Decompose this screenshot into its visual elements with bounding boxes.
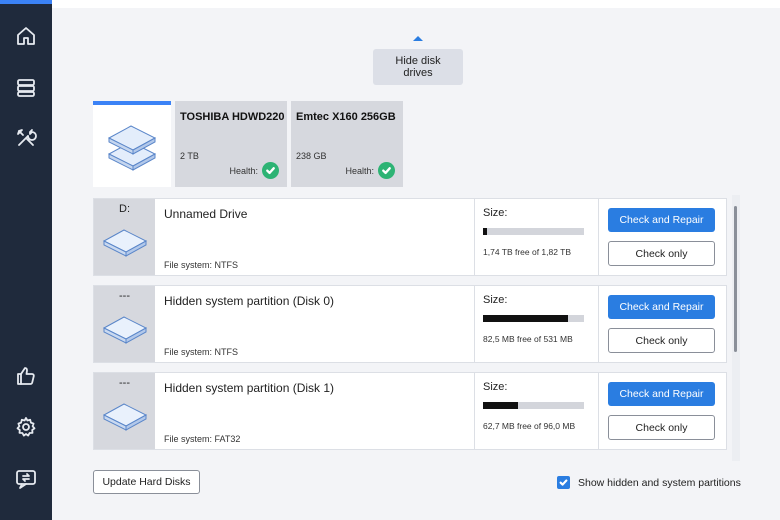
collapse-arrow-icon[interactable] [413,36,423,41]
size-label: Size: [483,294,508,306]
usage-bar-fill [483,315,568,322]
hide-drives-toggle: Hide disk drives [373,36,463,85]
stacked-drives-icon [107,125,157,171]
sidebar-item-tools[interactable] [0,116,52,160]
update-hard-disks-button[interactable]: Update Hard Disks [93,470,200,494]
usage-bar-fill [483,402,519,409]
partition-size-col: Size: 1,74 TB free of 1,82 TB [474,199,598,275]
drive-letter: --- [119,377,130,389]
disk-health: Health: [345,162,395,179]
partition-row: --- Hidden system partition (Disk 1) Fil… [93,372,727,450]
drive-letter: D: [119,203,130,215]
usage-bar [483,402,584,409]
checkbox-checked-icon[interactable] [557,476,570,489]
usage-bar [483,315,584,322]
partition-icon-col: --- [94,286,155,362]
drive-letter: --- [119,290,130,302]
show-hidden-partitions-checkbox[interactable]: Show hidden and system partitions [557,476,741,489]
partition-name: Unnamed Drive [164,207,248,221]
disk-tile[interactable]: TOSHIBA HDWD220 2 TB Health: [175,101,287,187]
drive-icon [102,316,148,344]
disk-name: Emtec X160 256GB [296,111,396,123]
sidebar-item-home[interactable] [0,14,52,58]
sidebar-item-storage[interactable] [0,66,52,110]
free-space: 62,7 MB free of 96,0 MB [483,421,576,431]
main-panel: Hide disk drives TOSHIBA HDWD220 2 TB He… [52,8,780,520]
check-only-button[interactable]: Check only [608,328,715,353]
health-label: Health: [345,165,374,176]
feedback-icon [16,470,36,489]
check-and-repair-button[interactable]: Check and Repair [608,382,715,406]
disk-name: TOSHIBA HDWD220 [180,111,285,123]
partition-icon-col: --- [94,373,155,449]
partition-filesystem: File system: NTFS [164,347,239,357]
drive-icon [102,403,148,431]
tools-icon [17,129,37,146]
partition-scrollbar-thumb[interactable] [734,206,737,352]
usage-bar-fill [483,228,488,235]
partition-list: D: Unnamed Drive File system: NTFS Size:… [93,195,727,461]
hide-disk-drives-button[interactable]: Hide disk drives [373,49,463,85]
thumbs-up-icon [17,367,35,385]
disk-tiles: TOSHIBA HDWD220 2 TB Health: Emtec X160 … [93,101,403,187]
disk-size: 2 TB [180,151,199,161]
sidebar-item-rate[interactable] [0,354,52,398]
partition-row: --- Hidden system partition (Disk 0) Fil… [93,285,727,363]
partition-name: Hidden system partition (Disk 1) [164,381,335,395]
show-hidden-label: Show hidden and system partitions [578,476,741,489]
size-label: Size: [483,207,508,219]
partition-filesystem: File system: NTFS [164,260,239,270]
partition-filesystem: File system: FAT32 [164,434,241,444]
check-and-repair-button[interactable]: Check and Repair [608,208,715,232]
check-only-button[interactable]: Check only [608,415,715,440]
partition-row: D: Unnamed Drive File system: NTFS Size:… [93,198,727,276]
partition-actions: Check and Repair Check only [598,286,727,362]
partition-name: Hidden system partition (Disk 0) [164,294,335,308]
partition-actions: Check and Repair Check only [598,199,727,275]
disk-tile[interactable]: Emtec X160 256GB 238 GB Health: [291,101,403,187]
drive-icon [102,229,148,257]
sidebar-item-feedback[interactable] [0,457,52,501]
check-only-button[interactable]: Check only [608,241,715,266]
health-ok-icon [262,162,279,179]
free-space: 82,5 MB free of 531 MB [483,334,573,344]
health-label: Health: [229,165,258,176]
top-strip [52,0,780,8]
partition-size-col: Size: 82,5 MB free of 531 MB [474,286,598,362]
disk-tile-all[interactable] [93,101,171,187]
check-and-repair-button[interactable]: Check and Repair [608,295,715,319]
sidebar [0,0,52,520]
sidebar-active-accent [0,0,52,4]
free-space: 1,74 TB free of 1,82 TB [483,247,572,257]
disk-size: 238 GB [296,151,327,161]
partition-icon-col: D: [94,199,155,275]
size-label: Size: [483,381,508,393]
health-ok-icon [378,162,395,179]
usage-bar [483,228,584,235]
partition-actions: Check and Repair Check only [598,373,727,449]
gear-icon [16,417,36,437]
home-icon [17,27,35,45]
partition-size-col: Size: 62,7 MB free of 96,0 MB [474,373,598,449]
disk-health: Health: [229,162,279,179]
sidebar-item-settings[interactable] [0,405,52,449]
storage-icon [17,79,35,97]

**The problem:** Retype every one of the rows above verbatim, leaving out the pictures.

**Full response:**
Decompose this screenshot into its visual elements with bounding boxes.
collapse-arrow-icon[interactable] [413,36,423,41]
size-label: Size: [483,294,508,306]
usage-bar-fill [483,315,568,322]
hide-drives-toggle: Hide disk drives [373,36,463,85]
stacked-drives-icon [107,125,157,171]
sidebar-item-tools[interactable] [0,116,52,160]
update-hard-disks-button[interactable]: Update Hard Disks [93,470,200,494]
usage-bar-fill [483,402,519,409]
partition-size-col: Size: 1,74 TB free of 1,82 TB [474,199,598,275]
drive-letter: --- [119,377,130,389]
disk-health: Health: [345,162,395,179]
partition-row: --- Hidden system partition (Disk 1) Fil… [93,372,727,450]
drive-letter: D: [119,203,130,215]
usage-bar [483,402,584,409]
checkbox-checked-icon[interactable] [557,476,570,489]
usage-bar [483,315,584,322]
partition-icon-col: --- [94,286,155,362]
drive-letter: --- [119,290,130,302]
show-hidden-partitions-checkbox[interactable]: Show hidden and system partitions [557,476,741,489]
partition-name: Unnamed Drive [164,207,248,221]
disk-tile[interactable]: TOSHIBA HDWD220 2 TB Health: [175,101,287,187]
drive-icon [102,316,148,344]
disk-name: Emtec X160 256GB [296,111,396,123]
sidebar-item-home[interactable] [0,14,52,58]
sidebar-item-storage[interactable] [0,66,52,110]
free-space: 62,7 MB free of 96,0 MB [483,421,576,431]
main-panel: Hide disk drives TOSHIBA HDWD220 2 TB He… [52,8,780,520]
check-only-button[interactable]: Check only [608,328,715,353]
health-label: Health: [345,165,374,176]
feedback-icon [16,470,36,489]
check-and-repair-button[interactable]: Check and Repair [608,382,715,406]
disk-name: TOSHIBA HDWD220 [180,111,285,123]
partition-icon-col: --- [94,373,155,449]
partition-filesystem: File system: NTFS [164,347,239,357]
drive-icon [102,403,148,431]
tools-icon [17,129,37,146]
partition-scrollbar-thumb[interactable] [734,206,737,352]
usage-bar-fill [483,228,488,235]
partition-list: D: Unnamed Drive File system: NTFS Size:… [93,195,727,461]
hide-disk-drives-button[interactable]: Hide disk drives [373,49,463,85]
thumbs-up-icon [17,367,35,385]
disk-tiles: TOSHIBA HDWD220 2 TB Health: Emtec X160 … [93,101,403,187]
disk-size: 2 TB [180,151,199,161]
sidebar-item-rate[interactable] [0,354,52,398]
partition-row: --- Hidden system partition (Disk 0) Fil… [93,285,727,363]
partition-name: Hidden system partition (Disk 1) [164,381,335,395]
show-hidden-label: Show hidden and system partitions [578,476,741,489]
size-label: Size: [483,207,508,219]
partition-filesystem: File system: NTFS [164,260,239,270]
partition-filesystem: File system: FAT32 [164,434,241,444]
check-and-repair-button[interactable]: Check and Repair [608,208,715,232]
check-only-button[interactable]: Check only [608,415,715,440]
partition-row: D: Unnamed Drive File system: NTFS Size:… [93,198,727,276]
partition-actions: Check and Repair Check only [598,286,727,362]
partition-name: Hidden system partition (Disk 0) [164,294,335,308]
partition-actions: Check and Repair Check only [598,199,727,275]
disk-tile[interactable]: Emtec X160 256GB 238 GB Health: [291,101,403,187]
drive-icon [102,229,148,257]
sidebar-item-feedback[interactable] [0,457,52,501]
check-only-button[interactable]: Check only [608,241,715,266]
health-ok-icon [262,162,279,179]
free-space: 82,5 MB free of 531 MB [483,334,573,344]
health-label: Health: [229,165,258,176]
top-strip [52,0,780,8]
partition-size-col: Size: 82,5 MB free of 531 MB [474,286,598,362]
disk-tile-all[interactable] [93,101,171,187]
check-and-repair-button[interactable]: Check and Repair [608,295,715,319]
sidebar [0,0,52,520]
sidebar-active-accent [0,0,52,4]
free-space: 1,74 TB free of 1,82 TB [483,247,572,257]
disk-size: 238 GB [296,151,327,161]
partition-icon-col: D: [94,199,155,275]
size-label: Size: [483,381,508,393]
health-ok-icon [378,162,395,179]
usage-bar [483,228,584,235]
partition-actions: Check and Repair Check only [598,373,727,449]
gear-icon [16,417,36,437]
home-icon [17,27,35,45]
partition-size-col: Size: 62,7 MB free of 96,0 MB [474,373,598,449]
disk-health: Health: [229,162,279,179]
sidebar-item-settings[interactable] [0,405,52,449]
storage-icon [17,79,35,97]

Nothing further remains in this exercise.